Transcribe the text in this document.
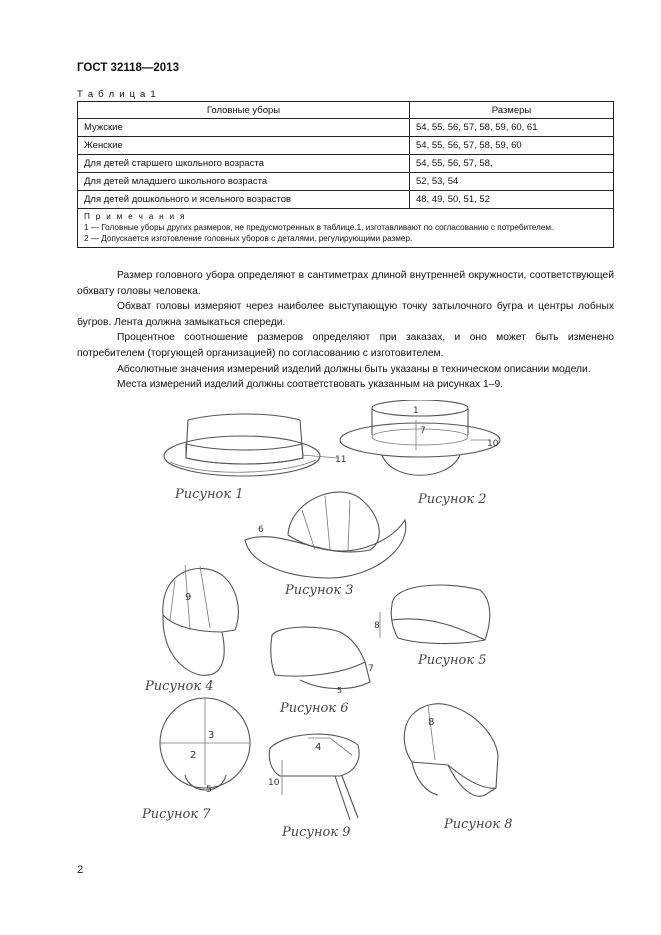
ГОСТ 32118—2013
Т а б л и ц а 1
Головные уборы	Размеры
Мужские	54, 55, 56, 57, 58, 59, 60, 61
Женские	54, 55, 56, 57, 58, 59, 60
Для детей старшего школьного возраста	54, 55, 56, 57, 58,
Для детей младшего школьного возраста	52, 53, 54
Для детей дошкольного и ясельного возрастов	48, 49, 50, 51, 52

П р и м е ч а н и я
1 — Головные уборы других размеров, не предусмотренных в таблице.1, изготавливают по согласованию с потребителем.
2 — Допускается изготовление головных уборов с деталями, регулирующими размер.	

Размер головного убора определяют в сантиметрах длиной внутренней окружности, соответствующей обхвату головы человека.

Обхват головы измеряют через наиболее выступающую точку затылочного бугра и центры лобных бугров. Лента должна замыкаться спереди.

Процентное соотношение размеров определяют при заказах, и оно может быть изменено потребителем (торгующей организацией) по согласованию с изготовителем.

Абсолютные значения измерений изделий должны быть указаны в техническом описании модели.

Места измерений изделий должны соответствовать указанным на рисунках 1–9.

11
Рисунок 1
1
7
10
Рисунок 2
6
Рисунок 3
9
Рисунок 4
8
Рисунок 5
7
5
Рисунок 6
3
2
5
Рисунок 7
4
10
Рисунок 9
8
Рисунок 8
2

● ● ●

# WHAT YOU SHOULD DO:
In the entries above, identify every line with the string "должны".

# WRITTEN RESPONSE:
Абсолютные значения измерений изделий должны быть указаны в техническом описании модели.
Места измерений изделий должны соответствовать указанным на рисунках 1–9.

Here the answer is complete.